### SET EXERCISE:
Extract the line that contains "Extract the structured" and every line after it through the end of the records below, exactly as written, leaving out any pictures.
::: RECORD SET :::
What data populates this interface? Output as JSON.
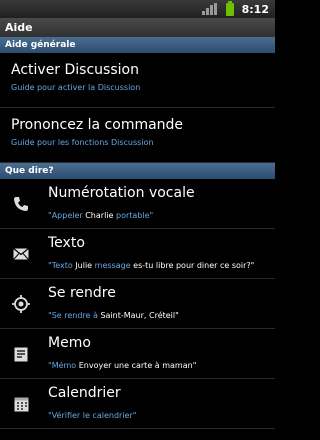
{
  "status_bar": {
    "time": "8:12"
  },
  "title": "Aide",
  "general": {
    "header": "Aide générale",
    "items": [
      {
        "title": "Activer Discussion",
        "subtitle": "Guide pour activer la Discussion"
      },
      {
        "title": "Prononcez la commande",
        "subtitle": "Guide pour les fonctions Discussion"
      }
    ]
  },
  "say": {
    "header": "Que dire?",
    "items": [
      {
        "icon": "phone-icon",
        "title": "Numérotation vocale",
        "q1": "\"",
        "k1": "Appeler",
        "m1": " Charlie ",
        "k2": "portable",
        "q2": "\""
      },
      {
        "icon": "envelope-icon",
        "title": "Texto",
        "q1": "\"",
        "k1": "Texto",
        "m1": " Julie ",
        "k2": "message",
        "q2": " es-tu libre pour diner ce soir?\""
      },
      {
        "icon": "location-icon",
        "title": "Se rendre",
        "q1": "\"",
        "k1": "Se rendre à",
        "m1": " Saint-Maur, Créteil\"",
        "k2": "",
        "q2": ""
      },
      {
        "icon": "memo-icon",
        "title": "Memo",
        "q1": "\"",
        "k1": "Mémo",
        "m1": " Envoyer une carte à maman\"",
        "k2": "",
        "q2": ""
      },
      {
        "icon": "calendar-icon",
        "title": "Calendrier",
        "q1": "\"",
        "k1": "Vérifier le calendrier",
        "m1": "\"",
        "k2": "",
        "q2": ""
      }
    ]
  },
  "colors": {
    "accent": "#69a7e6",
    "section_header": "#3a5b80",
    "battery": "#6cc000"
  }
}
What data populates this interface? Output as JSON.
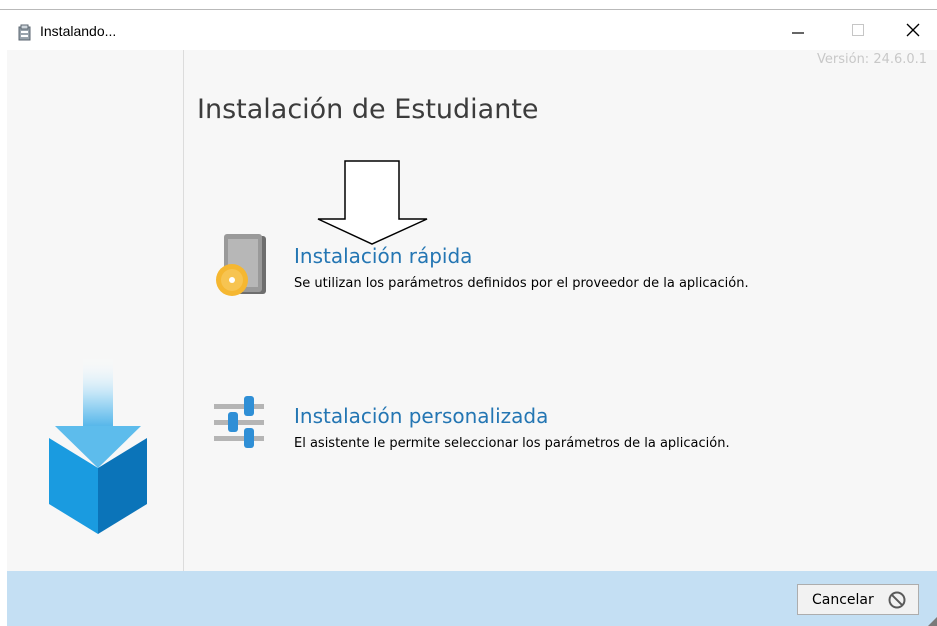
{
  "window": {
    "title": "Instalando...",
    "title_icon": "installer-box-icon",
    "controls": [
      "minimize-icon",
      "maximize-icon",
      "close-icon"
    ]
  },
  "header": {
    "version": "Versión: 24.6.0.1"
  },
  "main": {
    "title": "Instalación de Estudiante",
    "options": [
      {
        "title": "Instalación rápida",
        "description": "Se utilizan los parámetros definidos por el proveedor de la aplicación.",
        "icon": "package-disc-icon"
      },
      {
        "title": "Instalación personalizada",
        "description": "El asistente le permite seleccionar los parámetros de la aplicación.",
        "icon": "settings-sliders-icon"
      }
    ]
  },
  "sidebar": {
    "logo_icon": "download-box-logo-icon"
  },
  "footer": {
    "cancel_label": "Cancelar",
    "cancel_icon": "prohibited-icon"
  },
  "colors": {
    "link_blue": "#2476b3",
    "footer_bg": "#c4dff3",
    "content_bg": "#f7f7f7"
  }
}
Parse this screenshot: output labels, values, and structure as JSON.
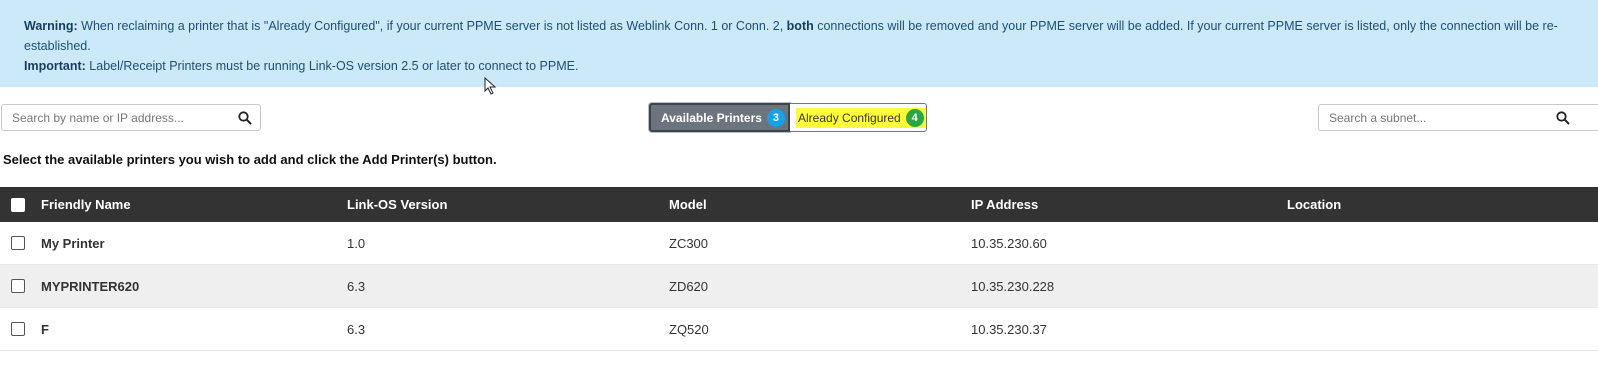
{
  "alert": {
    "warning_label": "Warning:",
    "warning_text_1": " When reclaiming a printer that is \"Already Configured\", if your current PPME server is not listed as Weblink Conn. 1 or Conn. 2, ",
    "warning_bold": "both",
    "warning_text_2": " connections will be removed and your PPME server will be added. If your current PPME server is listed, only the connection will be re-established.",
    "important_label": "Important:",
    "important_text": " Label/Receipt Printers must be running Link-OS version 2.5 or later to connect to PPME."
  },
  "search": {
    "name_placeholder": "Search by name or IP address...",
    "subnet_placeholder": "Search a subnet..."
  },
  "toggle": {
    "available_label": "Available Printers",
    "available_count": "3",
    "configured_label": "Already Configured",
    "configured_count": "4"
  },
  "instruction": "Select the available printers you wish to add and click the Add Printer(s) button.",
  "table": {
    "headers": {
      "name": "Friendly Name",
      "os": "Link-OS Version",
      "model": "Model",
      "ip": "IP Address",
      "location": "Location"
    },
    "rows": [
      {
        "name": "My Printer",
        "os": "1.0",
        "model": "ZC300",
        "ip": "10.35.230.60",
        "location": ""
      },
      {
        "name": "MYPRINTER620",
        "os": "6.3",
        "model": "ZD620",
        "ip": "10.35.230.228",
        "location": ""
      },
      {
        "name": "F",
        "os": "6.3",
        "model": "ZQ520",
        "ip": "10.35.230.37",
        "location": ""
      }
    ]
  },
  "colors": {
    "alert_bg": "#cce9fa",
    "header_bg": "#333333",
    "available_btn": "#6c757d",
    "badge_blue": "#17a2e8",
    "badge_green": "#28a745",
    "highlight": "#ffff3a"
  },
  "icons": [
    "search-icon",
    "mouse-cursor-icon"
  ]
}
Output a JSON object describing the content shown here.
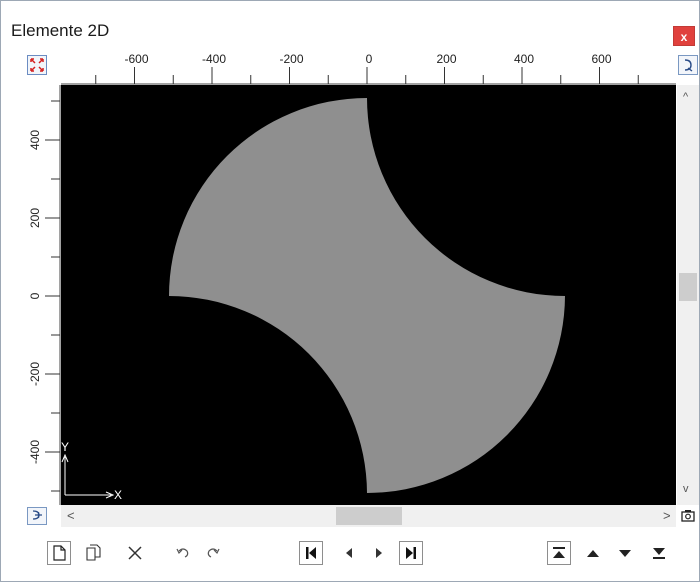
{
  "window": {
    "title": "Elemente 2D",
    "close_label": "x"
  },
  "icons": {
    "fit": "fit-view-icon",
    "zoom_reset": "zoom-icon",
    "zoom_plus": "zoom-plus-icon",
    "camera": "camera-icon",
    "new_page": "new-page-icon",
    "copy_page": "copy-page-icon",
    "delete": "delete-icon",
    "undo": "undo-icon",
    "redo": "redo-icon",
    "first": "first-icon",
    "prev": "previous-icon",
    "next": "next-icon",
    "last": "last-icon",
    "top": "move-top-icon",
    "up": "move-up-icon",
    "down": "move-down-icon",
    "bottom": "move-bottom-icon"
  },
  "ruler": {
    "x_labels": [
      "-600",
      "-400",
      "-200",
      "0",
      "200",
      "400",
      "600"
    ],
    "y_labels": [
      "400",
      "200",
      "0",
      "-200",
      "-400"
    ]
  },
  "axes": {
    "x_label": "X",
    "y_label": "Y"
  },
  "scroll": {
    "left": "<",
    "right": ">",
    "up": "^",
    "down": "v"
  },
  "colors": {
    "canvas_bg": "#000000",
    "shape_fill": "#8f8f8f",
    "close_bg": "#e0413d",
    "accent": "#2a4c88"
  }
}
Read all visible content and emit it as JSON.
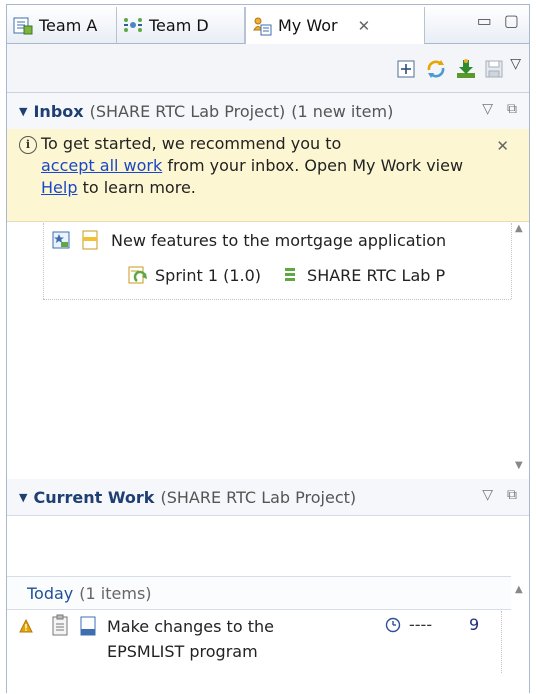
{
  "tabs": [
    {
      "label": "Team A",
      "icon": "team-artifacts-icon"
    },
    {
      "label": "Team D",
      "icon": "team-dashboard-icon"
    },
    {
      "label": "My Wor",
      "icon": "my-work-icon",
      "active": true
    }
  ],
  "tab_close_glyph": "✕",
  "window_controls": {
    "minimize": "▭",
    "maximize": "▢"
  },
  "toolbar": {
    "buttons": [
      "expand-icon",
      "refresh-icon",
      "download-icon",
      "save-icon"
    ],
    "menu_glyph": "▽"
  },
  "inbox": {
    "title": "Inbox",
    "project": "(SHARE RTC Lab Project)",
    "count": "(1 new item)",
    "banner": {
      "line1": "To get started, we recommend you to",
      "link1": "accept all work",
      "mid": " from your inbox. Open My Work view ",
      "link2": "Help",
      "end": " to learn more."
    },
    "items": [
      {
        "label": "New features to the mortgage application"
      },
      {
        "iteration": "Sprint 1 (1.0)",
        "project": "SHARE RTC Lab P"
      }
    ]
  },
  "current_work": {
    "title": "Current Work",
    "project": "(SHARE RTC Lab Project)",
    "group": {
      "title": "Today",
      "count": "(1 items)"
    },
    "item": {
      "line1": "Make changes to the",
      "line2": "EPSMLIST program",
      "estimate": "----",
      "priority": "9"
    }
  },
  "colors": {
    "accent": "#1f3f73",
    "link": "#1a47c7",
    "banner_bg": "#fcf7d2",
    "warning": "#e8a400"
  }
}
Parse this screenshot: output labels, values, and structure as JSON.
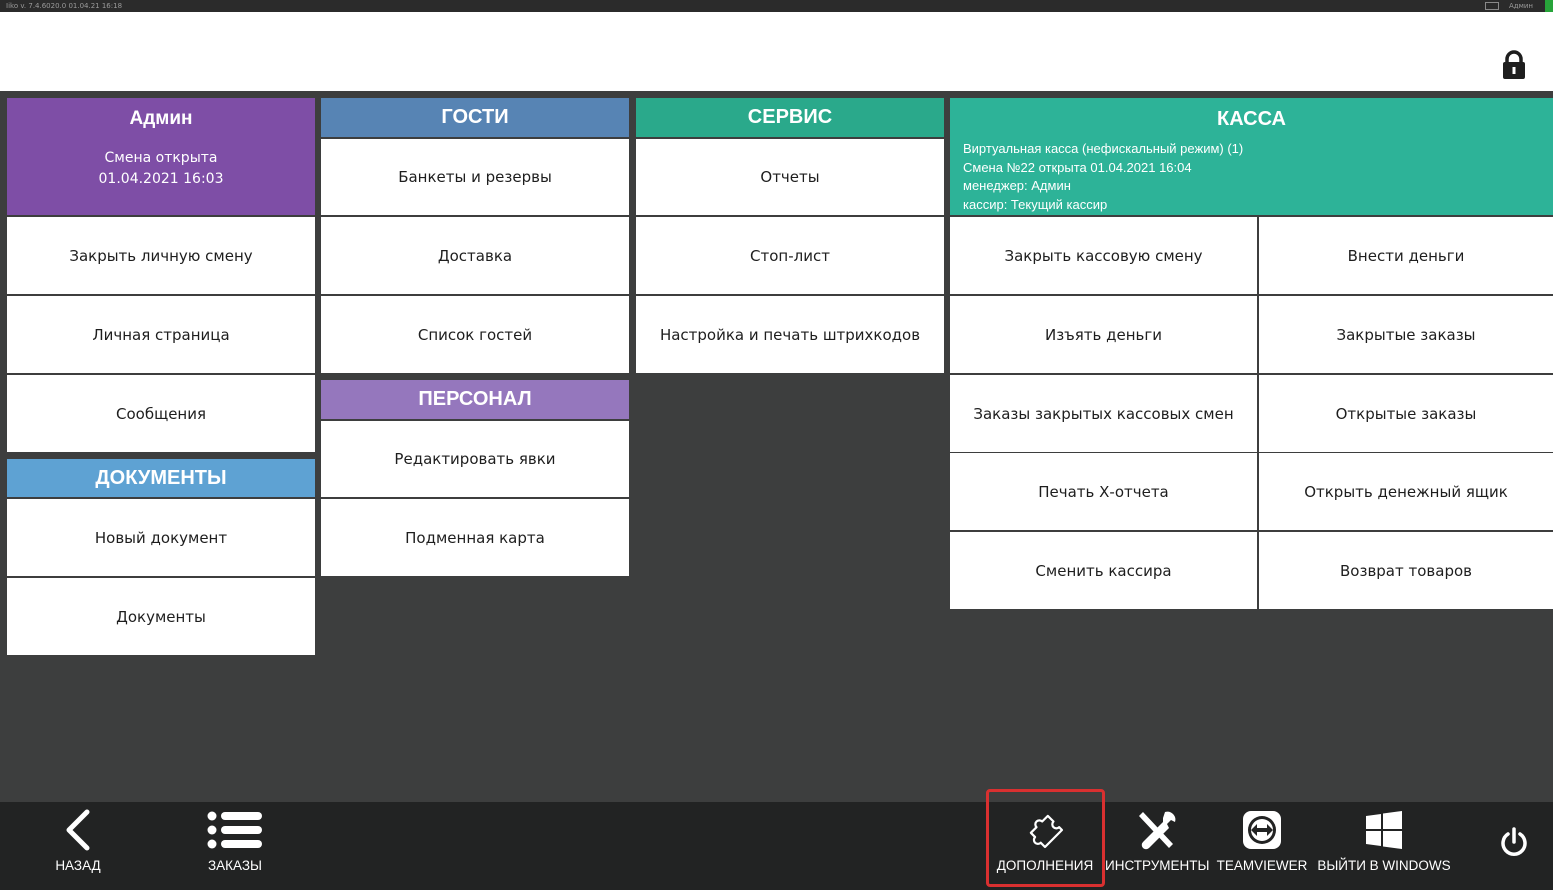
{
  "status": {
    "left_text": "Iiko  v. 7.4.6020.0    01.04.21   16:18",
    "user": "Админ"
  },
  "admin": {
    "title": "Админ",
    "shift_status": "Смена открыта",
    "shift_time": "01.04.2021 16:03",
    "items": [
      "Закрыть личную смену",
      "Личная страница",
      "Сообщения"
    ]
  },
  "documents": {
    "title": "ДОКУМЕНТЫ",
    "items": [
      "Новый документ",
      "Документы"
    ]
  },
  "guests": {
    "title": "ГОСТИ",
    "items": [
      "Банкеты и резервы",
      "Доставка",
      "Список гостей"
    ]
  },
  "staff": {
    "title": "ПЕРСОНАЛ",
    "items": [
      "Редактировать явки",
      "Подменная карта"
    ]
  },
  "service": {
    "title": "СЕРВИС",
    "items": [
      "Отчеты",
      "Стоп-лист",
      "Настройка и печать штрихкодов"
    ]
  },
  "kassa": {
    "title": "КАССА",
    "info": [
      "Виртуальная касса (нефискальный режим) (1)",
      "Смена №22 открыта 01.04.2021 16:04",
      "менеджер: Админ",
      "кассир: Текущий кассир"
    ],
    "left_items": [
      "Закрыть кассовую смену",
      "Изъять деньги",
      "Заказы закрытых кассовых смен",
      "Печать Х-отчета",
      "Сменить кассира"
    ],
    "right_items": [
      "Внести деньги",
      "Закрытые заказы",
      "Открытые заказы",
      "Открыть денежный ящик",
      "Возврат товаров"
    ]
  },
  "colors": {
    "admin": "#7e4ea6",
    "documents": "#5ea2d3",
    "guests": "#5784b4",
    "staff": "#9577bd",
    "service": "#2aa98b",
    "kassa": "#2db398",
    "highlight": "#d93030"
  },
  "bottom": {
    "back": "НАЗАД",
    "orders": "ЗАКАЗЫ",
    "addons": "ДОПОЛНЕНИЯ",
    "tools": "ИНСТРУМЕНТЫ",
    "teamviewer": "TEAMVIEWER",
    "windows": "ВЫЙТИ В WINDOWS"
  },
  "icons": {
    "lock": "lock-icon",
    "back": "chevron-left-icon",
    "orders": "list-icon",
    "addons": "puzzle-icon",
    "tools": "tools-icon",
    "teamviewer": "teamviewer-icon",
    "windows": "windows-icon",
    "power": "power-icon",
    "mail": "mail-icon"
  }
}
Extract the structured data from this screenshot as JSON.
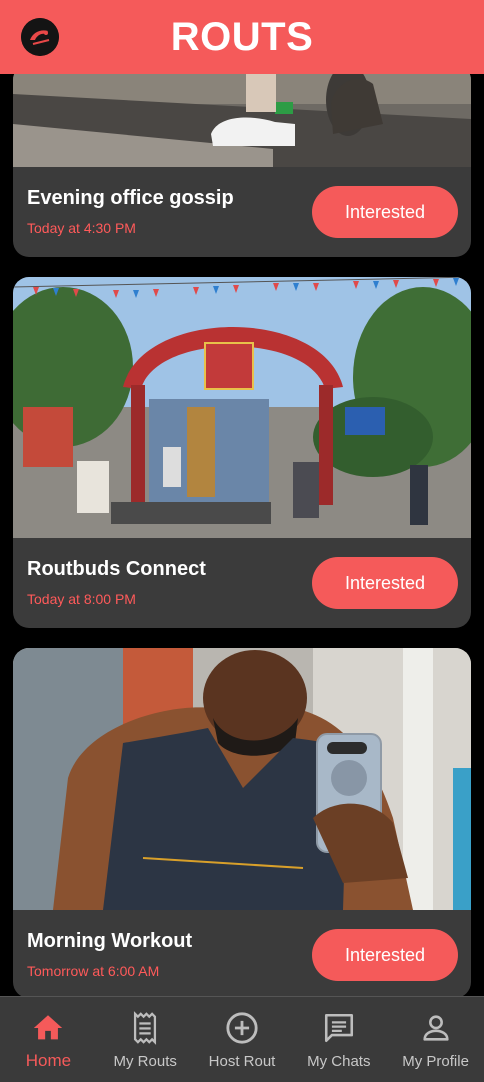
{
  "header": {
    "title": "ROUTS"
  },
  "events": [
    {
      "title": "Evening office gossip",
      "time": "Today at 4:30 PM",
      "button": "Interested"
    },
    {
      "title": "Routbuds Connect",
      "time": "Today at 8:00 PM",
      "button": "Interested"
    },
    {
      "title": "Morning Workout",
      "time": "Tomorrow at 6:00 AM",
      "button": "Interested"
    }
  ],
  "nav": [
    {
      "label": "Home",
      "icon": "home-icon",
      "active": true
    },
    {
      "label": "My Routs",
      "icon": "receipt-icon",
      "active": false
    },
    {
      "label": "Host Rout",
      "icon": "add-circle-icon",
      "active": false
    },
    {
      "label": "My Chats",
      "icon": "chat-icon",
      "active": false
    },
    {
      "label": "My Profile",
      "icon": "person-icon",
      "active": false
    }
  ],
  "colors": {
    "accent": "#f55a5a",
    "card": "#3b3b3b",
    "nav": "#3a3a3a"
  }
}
:::
### SOLUTION FOR THIS PROBLEM:
Extract the structured data from this screenshot as JSON.
{
  "header": {
    "title": "ROUTS"
  },
  "events": [
    {
      "title": "Evening office gossip",
      "time": "Today at 4:30 PM",
      "button": "Interested"
    },
    {
      "title": "Routbuds Connect",
      "time": "Today at 8:00 PM",
      "button": "Interested"
    },
    {
      "title": "Morning Workout",
      "time": "Tomorrow at 6:00 AM",
      "button": "Interested"
    }
  ],
  "nav": [
    {
      "label": "Home",
      "icon": "home-icon",
      "active": true
    },
    {
      "label": "My Routs",
      "icon": "receipt-icon",
      "active": false
    },
    {
      "label": "Host Rout",
      "icon": "add-circle-icon",
      "active": false
    },
    {
      "label": "My Chats",
      "icon": "chat-icon",
      "active": false
    },
    {
      "label": "My Profile",
      "icon": "person-icon",
      "active": false
    }
  ],
  "colors": {
    "accent": "#f55a5a",
    "card": "#3b3b3b",
    "nav": "#3a3a3a"
  }
}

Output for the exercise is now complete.